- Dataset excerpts
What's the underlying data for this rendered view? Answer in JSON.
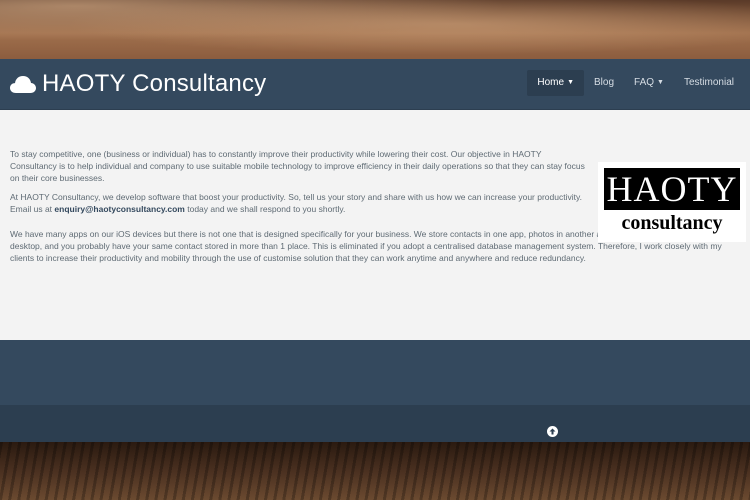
{
  "brand": {
    "name": "HAOTY Consultancy",
    "icon": "cloud-icon"
  },
  "nav": {
    "items": [
      {
        "label": "Home",
        "dropdown": true,
        "active": true
      },
      {
        "label": "Blog",
        "dropdown": false,
        "active": false
      },
      {
        "label": "FAQ",
        "dropdown": true,
        "active": false
      },
      {
        "label": "Testimonial",
        "dropdown": false,
        "active": false
      }
    ]
  },
  "content": {
    "p1": "To stay competitive, one (business or individual) has to constantly improve their productivity while lowering their cost. Our objective in HAOTY Consultancy is to help individual and company to use suitable mobile technology to improve efficiency in their daily operations so that they can stay focus on their core businesses.",
    "p2_before": "At HAOTY Consultancy, we develop software that boost your productivity. So, tell us your story and share with us how we can increase your productivity. Email us at ",
    "p2_email": "enquiry@haotyconsultancy.com",
    "p2_after": " today and we shall respond to you shortly.",
    "p3": "We have many apps on our iOS devices but there is not one that is designed specifically for your business. We store contacts in one app, photos in another app, quotation/invoices in your desktop, and you probably have your same contact stored in more than 1 place. This is eliminated if you adopt a centralised database management system. Therefore, I work closely with my clients to increase their productivity and mobility through the use of customise solution that they can work anytime and anywhere and reduce redundancy."
  },
  "logo": {
    "top": "HAOTY",
    "bottom": "consultancy"
  },
  "footer": {
    "scroll_icon": "arrow-up-circle-icon"
  },
  "colors": {
    "navbar": "#34495e",
    "footer_dark": "#2c3e50",
    "content_bg": "#f3f3f3"
  }
}
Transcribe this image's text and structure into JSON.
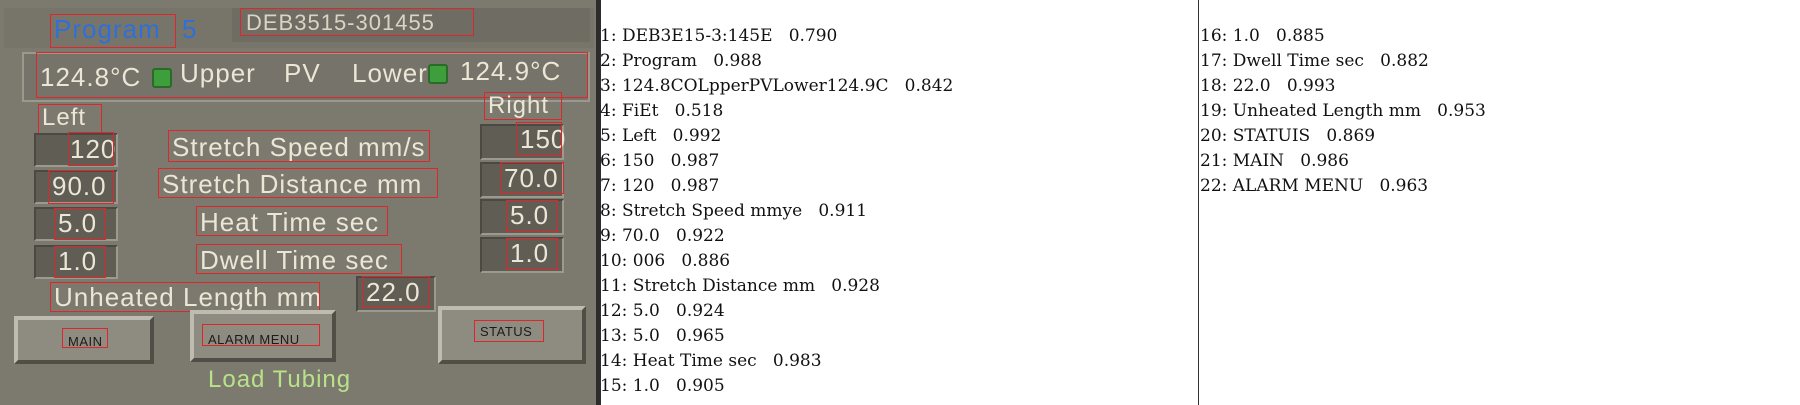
{
  "hmi": {
    "program_label": "Program",
    "program_number": "5",
    "device_id": "DEB3515-301455",
    "upper_pv": "124.8°C",
    "upper_label": "Upper",
    "pv_label": "PV",
    "lower_label": "Lower",
    "lower_pv": "124.9°C",
    "left_label": "Left",
    "right_label": "Right",
    "rows": [
      {
        "left": "120",
        "label": "Stretch Speed mm/s",
        "right": "150"
      },
      {
        "left": "90.0",
        "label": "Stretch Distance mm",
        "right": "70.0"
      },
      {
        "left": "5.0",
        "label": "Heat Time sec",
        "right": "5.0"
      },
      {
        "left": "1.0",
        "label": "Dwell Time sec",
        "right": "1.0"
      }
    ],
    "unheated_label": "Unheated Length mm",
    "unheated_value": "22.0",
    "buttons": {
      "main": "MAIN",
      "alarm_menu": "ALARM MENU",
      "status": "STATUS"
    },
    "status_text": "Load Tubing",
    "colors": {
      "led": "#3f9e3c",
      "box": "#e0262b",
      "program": "#2f6fd8",
      "status": "#b8e28a"
    }
  },
  "ocr": {
    "col1": [
      "1: DEB3E15-3:145E   0.790",
      "2: Program   0.988",
      "3: 124.8COLpperPVLower124.9C   0.842",
      "4: FiEt   0.518",
      "5: Left   0.992",
      "6: 150   0.987",
      "7: 120   0.987",
      "8: Stretch Speed mmye   0.911",
      "9: 70.0   0.922",
      "10: 006   0.886",
      "11: Stretch Distance mm   0.928",
      "12: 5.0   0.924",
      "13: 5.0   0.965",
      "14: Heat Time sec   0.983",
      "15: 1.0   0.905"
    ],
    "col2": [
      "16: 1.0   0.885",
      "17: Dwell Time sec   0.882",
      "18: 22.0   0.993",
      "19: Unheated Length mm   0.953",
      "20: STATUIS   0.869",
      "21: MAIN   0.986",
      "22: ALARM MENU   0.963"
    ]
  }
}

- DIRECTIONS FOR THIS TASK
From the entries above, copy out every line where the string "icon" appears.

- ANSWER IN FULL
    "icon": "cloud-icon"
    "scroll_icon": "arrow-up-circle-icon"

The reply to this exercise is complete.